Can you write out all of the records again, swapping "Patent image size" for "Drawing size" and keeping everything else unchanged?

►

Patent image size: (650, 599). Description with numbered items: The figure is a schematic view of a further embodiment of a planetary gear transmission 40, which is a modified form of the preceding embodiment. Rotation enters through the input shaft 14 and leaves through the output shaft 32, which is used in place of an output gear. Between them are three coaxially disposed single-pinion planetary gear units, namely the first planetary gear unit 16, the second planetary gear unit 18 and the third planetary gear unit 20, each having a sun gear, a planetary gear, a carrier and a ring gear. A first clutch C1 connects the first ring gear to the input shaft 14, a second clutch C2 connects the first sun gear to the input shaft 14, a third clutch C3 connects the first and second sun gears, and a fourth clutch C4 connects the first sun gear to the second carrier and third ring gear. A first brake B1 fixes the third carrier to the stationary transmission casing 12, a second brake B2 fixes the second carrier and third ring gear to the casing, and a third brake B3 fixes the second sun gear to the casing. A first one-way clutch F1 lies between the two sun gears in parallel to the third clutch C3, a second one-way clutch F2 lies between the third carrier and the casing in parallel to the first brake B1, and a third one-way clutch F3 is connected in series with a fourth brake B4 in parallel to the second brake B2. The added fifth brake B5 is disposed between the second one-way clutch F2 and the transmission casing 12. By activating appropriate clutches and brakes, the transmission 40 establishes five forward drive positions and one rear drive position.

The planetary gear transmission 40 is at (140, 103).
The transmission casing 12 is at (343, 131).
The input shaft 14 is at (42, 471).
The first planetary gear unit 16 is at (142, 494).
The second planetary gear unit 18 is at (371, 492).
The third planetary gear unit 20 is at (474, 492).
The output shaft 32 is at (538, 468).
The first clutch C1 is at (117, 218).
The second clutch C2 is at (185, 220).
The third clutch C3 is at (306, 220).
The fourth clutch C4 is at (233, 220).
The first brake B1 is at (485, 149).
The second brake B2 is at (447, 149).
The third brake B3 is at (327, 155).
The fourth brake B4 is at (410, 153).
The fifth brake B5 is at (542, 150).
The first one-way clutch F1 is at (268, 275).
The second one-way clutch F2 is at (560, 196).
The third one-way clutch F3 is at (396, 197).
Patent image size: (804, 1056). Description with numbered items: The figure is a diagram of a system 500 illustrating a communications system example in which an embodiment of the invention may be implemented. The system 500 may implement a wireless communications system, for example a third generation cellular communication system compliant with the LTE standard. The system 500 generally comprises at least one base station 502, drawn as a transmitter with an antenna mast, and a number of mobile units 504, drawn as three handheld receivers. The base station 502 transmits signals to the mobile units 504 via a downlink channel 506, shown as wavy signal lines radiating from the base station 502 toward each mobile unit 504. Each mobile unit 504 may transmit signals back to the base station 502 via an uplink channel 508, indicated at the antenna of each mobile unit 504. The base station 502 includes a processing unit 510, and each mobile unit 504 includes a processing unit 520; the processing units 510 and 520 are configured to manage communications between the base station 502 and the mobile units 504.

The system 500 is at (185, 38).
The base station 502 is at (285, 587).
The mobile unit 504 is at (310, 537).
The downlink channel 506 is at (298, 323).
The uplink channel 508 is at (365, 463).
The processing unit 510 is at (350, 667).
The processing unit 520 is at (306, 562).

◄

▸ The output:
Drawing size: (650, 599). Description with numbered items: The figure is a schematic view of a further embodiment of a planetary gear transmission 40, which is a modified form of the preceding embodiment. Rotation enters through the input shaft 14 and leaves through the output shaft 32, which is used in place of an output gear. Between them are three coaxially disposed single-pinion planetary gear units, namely the first planetary gear unit 16, the second planetary gear unit 18 and the third planetary gear unit 20, each having a sun gear, a planetary gear, a carrier and a ring gear. A first clutch C1 connects the first ring gear to the input shaft 14, a second clutch C2 connects the first sun gear to the input shaft 14, a third clutch C3 connects the first and second sun gears, and a fourth clutch C4 connects the first sun gear to the second carrier and third ring gear. A first brake B1 fixes the third carrier to the stationary transmission casing 12, a second brake B2 fixes the second carrier and third ring gear to the casing, and a third brake B3 fixes the second sun gear to the casing. A first one-way clutch F1 lies between the two sun gears in parallel to the third clutch C3, a second one-way clutch F2 lies between the third carrier and the casing in parallel to the first brake B1, and a third one-way clutch F3 is connected in series with a fourth brake B4 in parallel to the second brake B2. The added fifth brake B5 is disposed between the second one-way clutch F2 and the transmission casing 12. By activating appropriate clutches and brakes, the transmission 40 establishes five forward drive positions and one rear drive position.

The planetary gear transmission 40 is at (140, 103).
The transmission casing 12 is at (343, 131).
The input shaft 14 is at (42, 471).
The first planetary gear unit 16 is at (142, 494).
The second planetary gear unit 18 is at (371, 492).
The third planetary gear unit 20 is at (474, 492).
The output shaft 32 is at (538, 468).
The first clutch C1 is at (117, 218).
The second clutch C2 is at (185, 220).
The third clutch C3 is at (306, 220).
The fourth clutch C4 is at (233, 220).
The first brake B1 is at (485, 149).
The second brake B2 is at (447, 149).
The third brake B3 is at (327, 155).
The fourth brake B4 is at (410, 153).
The fifth brake B5 is at (542, 150).
The first one-way clutch F1 is at (268, 275).
The second one-way clutch F2 is at (560, 196).
The third one-way clutch F3 is at (396, 197).
Drawing size: (804, 1056). Description with numbered items: The figure is a diagram of a system 500 illustrating a communications system example in which an embodiment of the invention may be implemented. The system 500 may implement a wireless communications system, for example a third generation cellular communication system compliant with the LTE standard. The system 500 generally comprises at least one base station 502, drawn as a transmitter with an antenna mast, and a number of mobile units 504, drawn as three handheld receivers. The base station 502 transmits signals to the mobile units 504 via a downlink channel 506, shown as wavy signal lines radiating from the base station 502 toward each mobile unit 504. Each mobile unit 504 may transmit signals back to the base station 502 via an uplink channel 508, indicated at the antenna of each mobile unit 504. The base station 502 includes a processing unit 510, and each mobile unit 504 includes a processing unit 520; the processing units 510 and 520 are configured to manage communications between the base station 502 and the mobile units 504.

The system 500 is at (185, 38).
The base station 502 is at (285, 587).
The mobile unit 504 is at (310, 537).
The downlink channel 506 is at (298, 323).
The uplink channel 508 is at (365, 463).
The processing unit 510 is at (350, 667).
The processing unit 520 is at (306, 562).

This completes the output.